Goal of the exercise> Make an exact copy of the records, dropping all pictures.

Stored data>
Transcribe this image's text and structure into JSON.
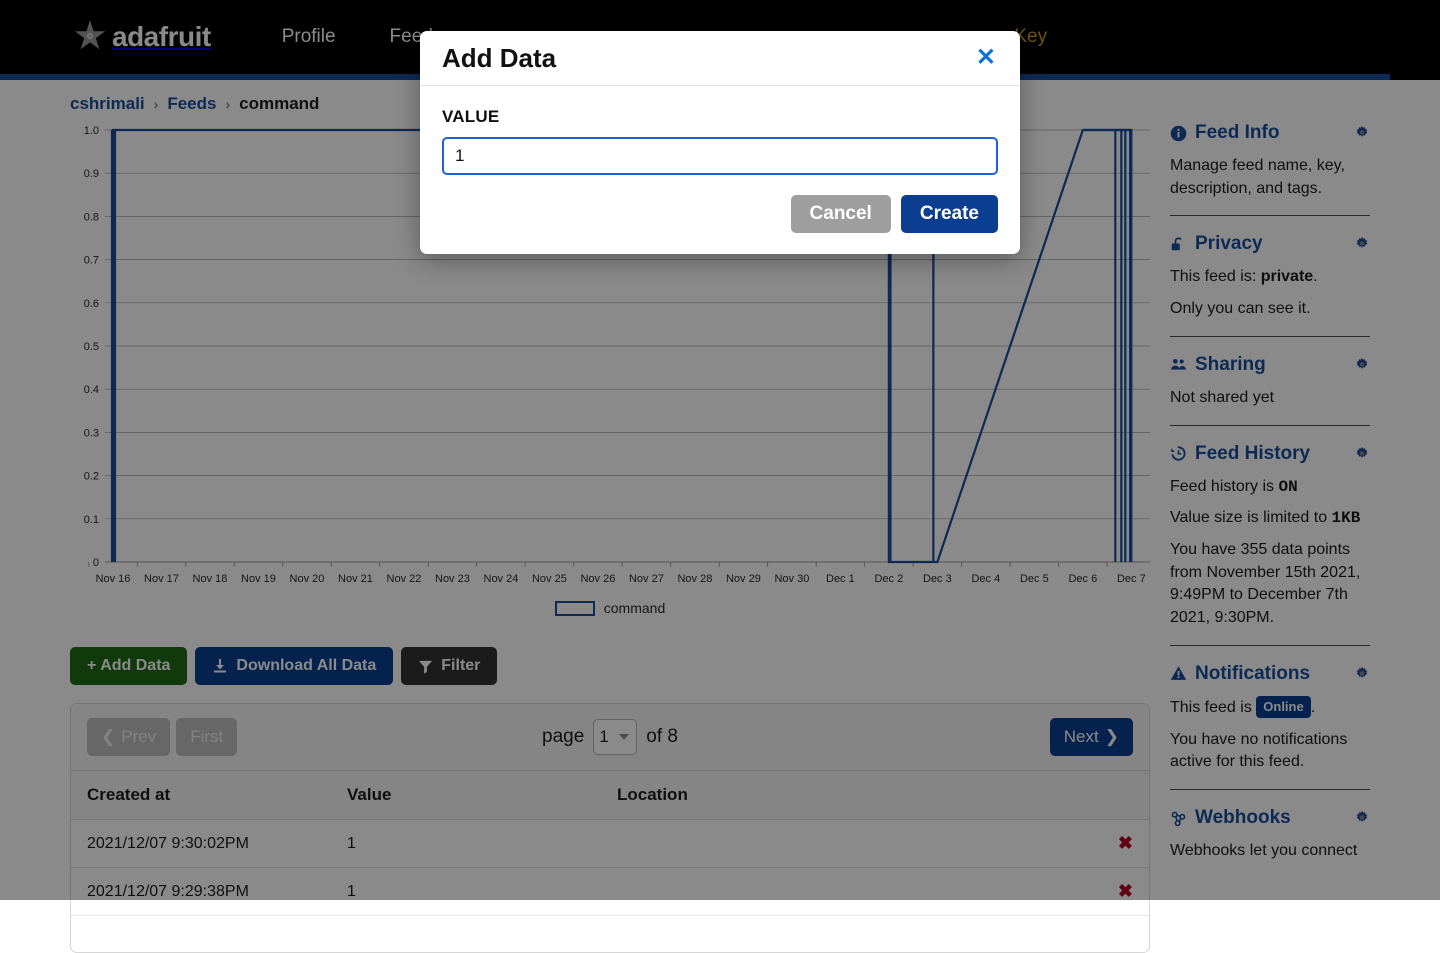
{
  "nav": {
    "brand": "adafruit",
    "brand_icon": "adafruit-flower-logo",
    "links": [
      {
        "label": "Profile",
        "accent": false
      },
      {
        "label": "Feeds",
        "accent": false
      },
      {
        "label": "Key",
        "accent": true
      }
    ]
  },
  "breadcrumb": {
    "user": "cshrimali",
    "sep": "›",
    "feeds": "Feeds",
    "current": "command"
  },
  "chart_data": {
    "type": "line",
    "title": "",
    "xlabel": "",
    "ylabel": "",
    "series": [
      {
        "name": "command",
        "color": "#1b4f9c",
        "points": [
          {
            "x": "Nov 16",
            "y": 1.0
          },
          {
            "x": "Nov 16",
            "y": 0.0
          },
          {
            "x": "Nov 16",
            "y": 1.0
          },
          {
            "x": "Dec 2",
            "y": 1.0
          },
          {
            "x": "Dec 2",
            "y": 0.0
          },
          {
            "x": "Dec 3",
            "y": 0.0
          },
          {
            "x": "Dec 6",
            "y": 1.0
          },
          {
            "x": "Dec 7",
            "y": 1.0
          },
          {
            "x": "Dec 7",
            "y": 0.0
          },
          {
            "x": "Dec 7",
            "y": 1.0
          },
          {
            "x": "Dec 7",
            "y": 0.0
          },
          {
            "x": "Dec 7",
            "y": 1.0
          }
        ]
      }
    ],
    "categories": [
      "Nov 16",
      "Nov 17",
      "Nov 18",
      "Nov 19",
      "Nov 20",
      "Nov 21",
      "Nov 22",
      "Nov 23",
      "Nov 24",
      "Nov 25",
      "Nov 26",
      "Nov 27",
      "Nov 28",
      "Nov 29",
      "Nov 30",
      "Dec 1",
      "Dec 2",
      "Dec 3",
      "Dec 4",
      "Dec 5",
      "Dec 6",
      "Dec 7"
    ],
    "ytick_labels": [
      "1.0",
      "0.9",
      "0.8",
      "0.7",
      "0.6",
      "0.5",
      "0.4",
      "0.3",
      "0.2",
      "0.1",
      "0"
    ],
    "ytick_values": [
      1.0,
      0.9,
      0.8,
      0.7,
      0.6,
      0.5,
      0.4,
      0.3,
      0.2,
      0.1,
      0.0
    ],
    "ylim": [
      0,
      1.0
    ],
    "grid": true,
    "legend": {
      "position": "bottom",
      "entries": [
        "command"
      ]
    }
  },
  "actions": {
    "add_data": "+ Add Data",
    "download": "Download All Data",
    "filter": "Filter"
  },
  "pager": {
    "prev": "Prev",
    "first": "First",
    "page_word": "page",
    "page_value": "1",
    "of_text": "of 8",
    "next": "Next"
  },
  "table": {
    "headers": [
      "Created at",
      "Value",
      "Location",
      ""
    ],
    "rows": [
      {
        "created": "2021/12/07 9:30:02PM",
        "value": "1",
        "location": "",
        "delete": "✖"
      },
      {
        "created": "2021/12/07 9:29:38PM",
        "value": "1",
        "location": "",
        "delete": "✖"
      }
    ]
  },
  "sidebar": {
    "sections": [
      {
        "icon": "info-circle-icon",
        "title": "Feed Info",
        "gear": "gear-icon",
        "body": [
          {
            "text": "Manage feed name, key, description, and tags."
          }
        ]
      },
      {
        "icon": "unlock-icon",
        "title": "Privacy",
        "gear": "gear-icon",
        "body": [
          {
            "pre": "This feed is: ",
            "strong": "private",
            "post": "."
          },
          {
            "text": "Only you can see it."
          }
        ]
      },
      {
        "icon": "users-icon",
        "title": "Sharing",
        "gear": "gear-icon",
        "body": [
          {
            "text": "Not shared yet"
          }
        ]
      },
      {
        "icon": "history-icon",
        "title": "Feed History",
        "gear": "gear-icon",
        "body": [
          {
            "pre": "Feed history is ",
            "mono": "ON"
          },
          {
            "pre": "Value size is limited to ",
            "mono": "1KB"
          },
          {
            "text": "You have 355 data points from November 15th 2021, 9:49PM to December 7th 2021, 9:30PM."
          }
        ]
      },
      {
        "icon": "warning-triangle-icon",
        "title": "Notifications",
        "gear": "gear-icon",
        "body": [
          {
            "pre": "This feed is ",
            "pill": "Online",
            "post": "."
          },
          {
            "text": "You have no notifications active for this feed."
          }
        ]
      },
      {
        "icon": "webhook-icon",
        "title": "Webhooks",
        "gear": "gear-icon",
        "body": [
          {
            "text": "Webhooks let you connect"
          }
        ]
      }
    ]
  },
  "modal": {
    "title": "Add Data",
    "close_icon": "close-x-icon",
    "field_label": "VALUE",
    "field_value": "1",
    "field_placeholder": "",
    "cancel": "Cancel",
    "create": "Create"
  },
  "colors": {
    "nav_bg": "#000000",
    "nav_accent_text": "#c9a227",
    "brand_blue": "#1b4f9c",
    "primary_blue": "#0b3d91",
    "link_blue": "#1b4f9c",
    "green": "#1e6b16",
    "dark_btn": "#333333",
    "delete_red": "#b4001e",
    "focus_blue": "#1b63d0",
    "close_blue": "#0b72d8",
    "disabled_gray": "#bfbfbf",
    "cancel_gray": "#9e9e9e"
  }
}
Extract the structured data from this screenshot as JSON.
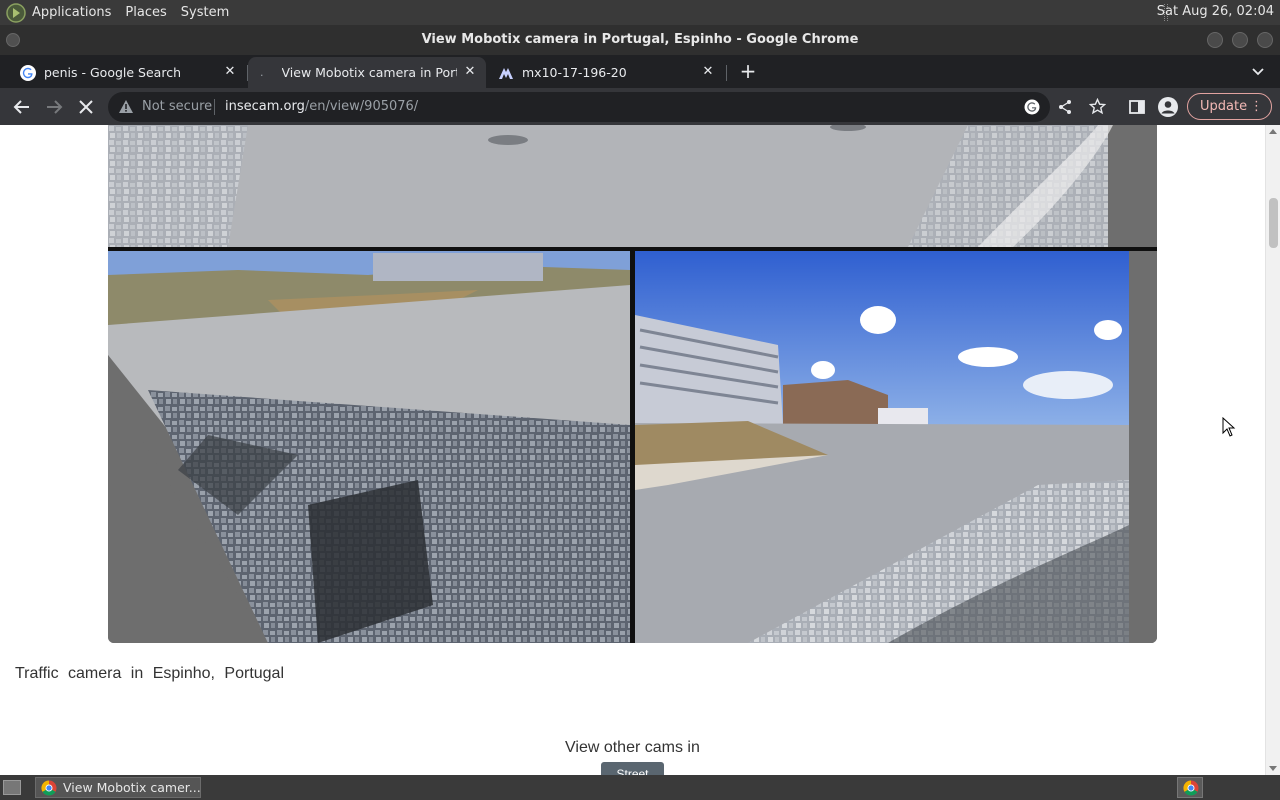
{
  "top_panel": {
    "menus": [
      "Applications",
      "Places",
      "System"
    ],
    "clock": "Sat Aug 26, 02:04"
  },
  "window": {
    "title": "View Mobotix camera in Portugal, Espinho - Google Chrome"
  },
  "tabs": [
    {
      "title": "penis - Google Search",
      "icon": "google-icon",
      "active": false
    },
    {
      "title": "View Mobotix camera in Portugal",
      "icon": "loading-icon",
      "active": true
    },
    {
      "title": "mx10-17-196-20",
      "icon": "mobotix-icon",
      "active": false
    }
  ],
  "toolbar": {
    "security_label": "Not secure",
    "url_host": "insecam.org",
    "url_path": "/en/view/905076/",
    "update_label": "Update"
  },
  "page": {
    "caption": "Traffic camera in Espinho, Portugal",
    "view_other": "View other cams in",
    "street_button": "Street"
  },
  "taskbar": {
    "item_label": "View Mobotix camer..."
  },
  "colors": {
    "chrome_dark": "#202124",
    "toolbar": "#35363a",
    "update_outline": "#e2a3a0",
    "page_bg": "#ffffff"
  }
}
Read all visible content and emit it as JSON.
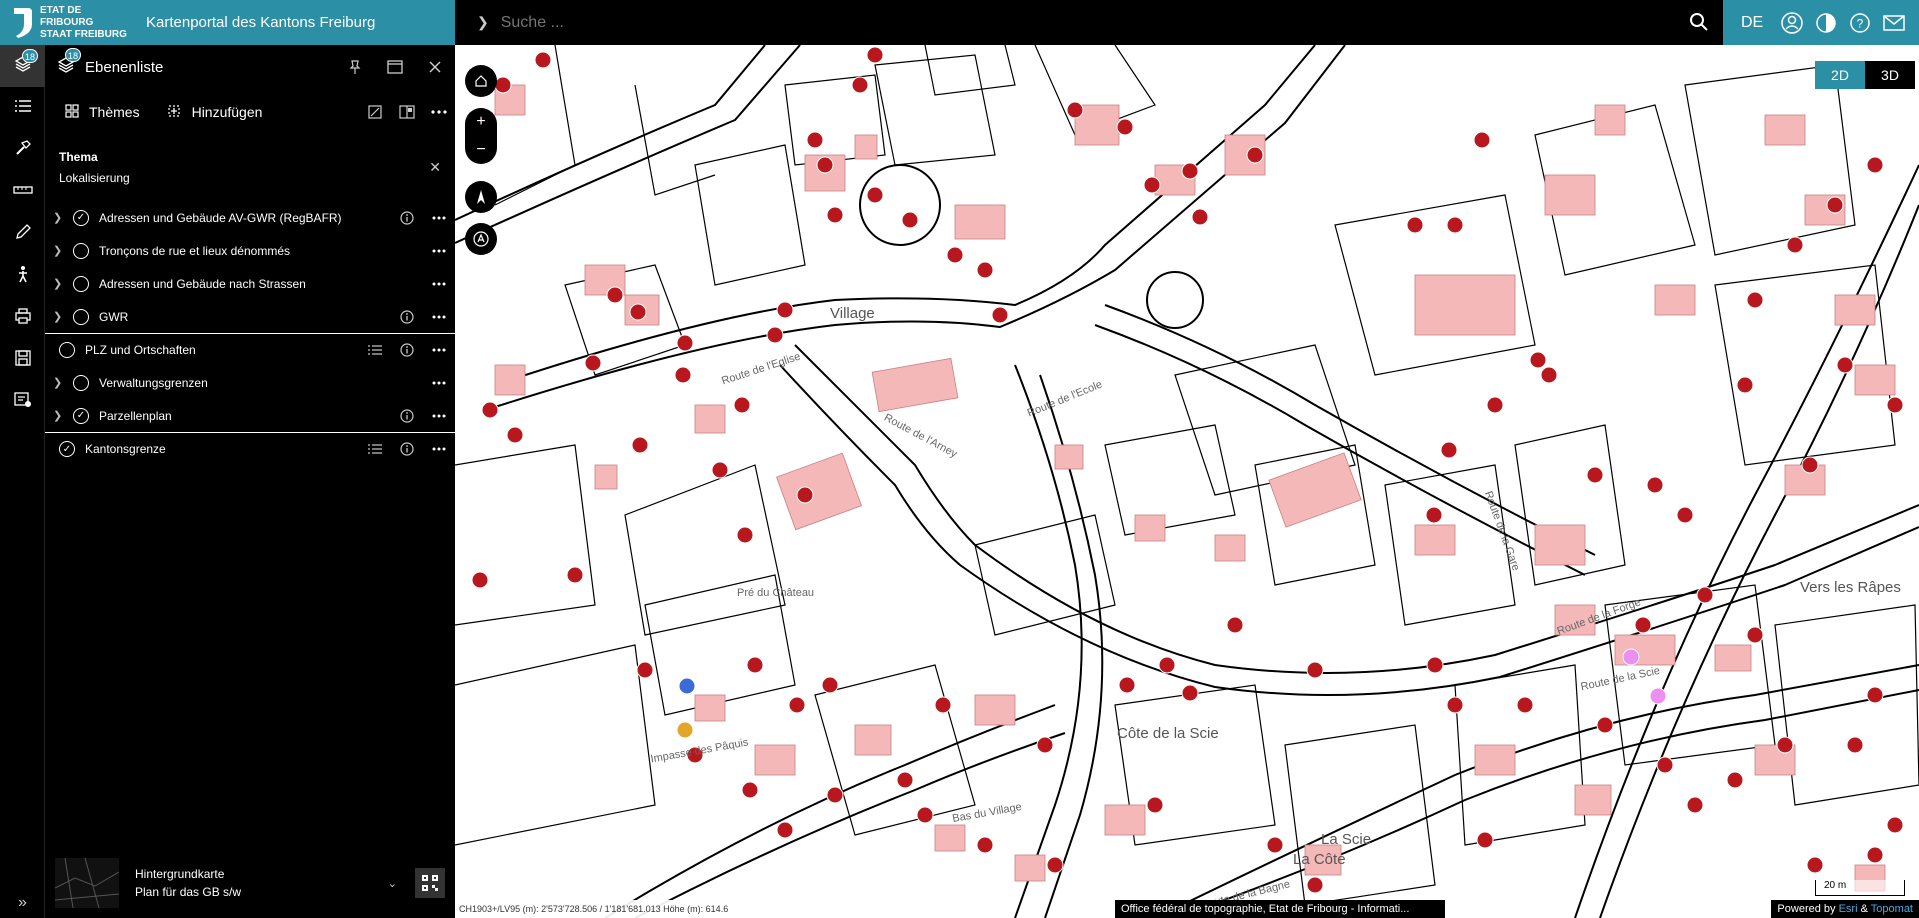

Complete answer>
Transcribe this image's text and structure into JSON.
{
  "nav": {
    "brand": "adafruit",
    "brand_icon": "adafruit-flower-logo",
    "links": [
      {
        "label": "Profile",
        "accent": false
      },
      {
        "label": "Feeds",
        "accent": false
      },
      {
        "label": "Key",
        "accent": true
      }
    ]
  },
  "breadcrumb": {
    "user": "cshrimali",
    "sep": "›",
    "feeds": "Feeds",
    "current": "command"
  },
  "chart_data": {
    "type": "line",
    "title": "",
    "xlabel": "",
    "ylabel": "",
    "series": [
      {
        "name": "command",
        "color": "#1b4f9c",
        "points": [
          {
            "x": "Nov 16",
            "y": 1.0
          },
          {
            "x": "Nov 16",
            "y": 0.0
          },
          {
            "x": "Nov 16",
            "y": 1.0
          },
          {
            "x": "Dec 2",
            "y": 1.0
          },
          {
            "x": "Dec 2",
            "y": 0.0
          },
          {
            "x": "Dec 3",
            "y": 0.0
          },
          {
            "x": "Dec 6",
            "y": 1.0
          },
          {
            "x": "Dec 7",
            "y": 1.0
          },
          {
            "x": "Dec 7",
            "y": 0.0
          },
          {
            "x": "Dec 7",
            "y": 1.0
          },
          {
            "x": "Dec 7",
            "y": 0.0
          },
          {
            "x": "Dec 7",
            "y": 1.0
          }
        ]
      }
    ],
    "categories": [
      "Nov 16",
      "Nov 17",
      "Nov 18",
      "Nov 19",
      "Nov 20",
      "Nov 21",
      "Nov 22",
      "Nov 23",
      "Nov 24",
      "Nov 25",
      "Nov 26",
      "Nov 27",
      "Nov 28",
      "Nov 29",
      "Nov 30",
      "Dec 1",
      "Dec 2",
      "Dec 3",
      "Dec 4",
      "Dec 5",
      "Dec 6",
      "Dec 7"
    ],
    "ytick_labels": [
      "1.0",
      "0.9",
      "0.8",
      "0.7",
      "0.6",
      "0.5",
      "0.4",
      "0.3",
      "0.2",
      "0.1",
      "0"
    ],
    "ytick_values": [
      1.0,
      0.9,
      0.8,
      0.7,
      0.6,
      0.5,
      0.4,
      0.3,
      0.2,
      0.1,
      0.0
    ],
    "ylim": [
      0,
      1.0
    ],
    "grid": true,
    "legend": {
      "position": "bottom",
      "entries": [
        "command"
      ]
    }
  },
  "actions": {
    "add_data": "+ Add Data",
    "download": "Download All Data",
    "filter": "Filter"
  },
  "pager": {
    "prev": "Prev",
    "first": "First",
    "page_word": "page",
    "page_value": "1",
    "of_text": "of 8",
    "next": "Next"
  },
  "table": {
    "headers": [
      "Created at",
      "Value",
      "Location",
      ""
    ],
    "rows": [
      {
        "created": "2021/12/07 9:30:02PM",
        "value": "1",
        "location": "",
        "delete": "✖"
      },
      {
        "created": "2021/12/07 9:29:38PM",
        "value": "1",
        "location": "",
        "delete": "✖"
      }
    ]
  },
  "sidebar": {
    "sections": [
      {
        "icon": "info-circle-icon",
        "title": "Feed Info",
        "gear": "gear-icon",
        "body": [
          {
            "text": "Manage feed name, key, description, and tags."
          }
        ]
      },
      {
        "icon": "unlock-icon",
        "title": "Privacy",
        "gear": "gear-icon",
        "body": [
          {
            "pre": "This feed is: ",
            "strong": "private",
            "post": "."
          },
          {
            "text": "Only you can see it."
          }
        ]
      },
      {
        "icon": "users-icon",
        "title": "Sharing",
        "gear": "gear-icon",
        "body": [
          {
            "text": "Not shared yet"
          }
        ]
      },
      {
        "icon": "history-icon",
        "title": "Feed History",
        "gear": "gear-icon",
        "body": [
          {
            "pre": "Feed history is ",
            "mono": "ON"
          },
          {
            "pre": "Value size is limited to ",
            "mono": "1KB"
          },
          {
            "text": "You have 355 data points from November 15th 2021, 9:49PM to December 7th 2021, 9:30PM."
          }
        ]
      },
      {
        "icon": "warning-triangle-icon",
        "title": "Notifications",
        "gear": "gear-icon",
        "body": [
          {
            "pre": "This feed is ",
            "pill": "Online",
            "post": "."
          },
          {
            "text": "You have no notifications active for this feed."
          }
        ]
      },
      {
        "icon": "webhook-icon",
        "title": "Webhooks",
        "gear": "gear-icon",
        "body": [
          {
            "text": "Webhooks let you connect"
          }
        ]
      }
    ]
  },
  "modal": {
    "title": "Add Data",
    "close_icon": "close-x-icon",
    "field_label": "VALUE",
    "field_value": "1",
    "field_placeholder": "",
    "cancel": "Cancel",
    "create": "Create"
  },
  "colors": {
    "nav_bg": "#000000",
    "nav_accent_text": "#c9a227",
    "brand_blue": "#1b4f9c",
    "primary_blue": "#0b3d91",
    "link_blue": "#1b4f9c",
    "green": "#1e6b16",
    "dark_btn": "#333333",
    "delete_red": "#b4001e",
    "focus_blue": "#1b63d0",
    "close_blue": "#0b72d8",
    "disabled_gray": "#bfbfbf",
    "cancel_gray": "#9e9e9e"
  }
}
Extract the structured data from this screenshot as JSON.
{
  "top_panel": {
    "menus": [
      "Applications",
      "Places",
      "System"
    ],
    "clock": "Sat Aug 26, 02:04"
  },
  "window": {
    "title": "View Mobotix camera in Portugal, Espinho - Google Chrome"
  },
  "tabs": [
    {
      "title": "penis - Google Search",
      "icon": "google-icon",
      "active": false
    },
    {
      "title": "View Mobotix camera in Portugal",
      "icon": "loading-icon",
      "active": true
    },
    {
      "title": "mx10-17-196-20",
      "icon": "mobotix-icon",
      "active": false
    }
  ],
  "toolbar": {
    "security_label": "Not secure",
    "url_host": "insecam.org",
    "url_path": "/en/view/905076/",
    "update_label": "Update"
  },
  "page": {
    "caption": "Traffic camera in Espinho, Portugal",
    "view_other": "View other cams in",
    "street_button": "Street"
  },
  "taskbar": {
    "item_label": "View Mobotix camer..."
  },
  "colors": {
    "chrome_dark": "#202124",
    "toolbar": "#35363a",
    "update_outline": "#e2a3a0",
    "page_bg": "#ffffff"
  }
}
Read all visible content and emit it as JSON.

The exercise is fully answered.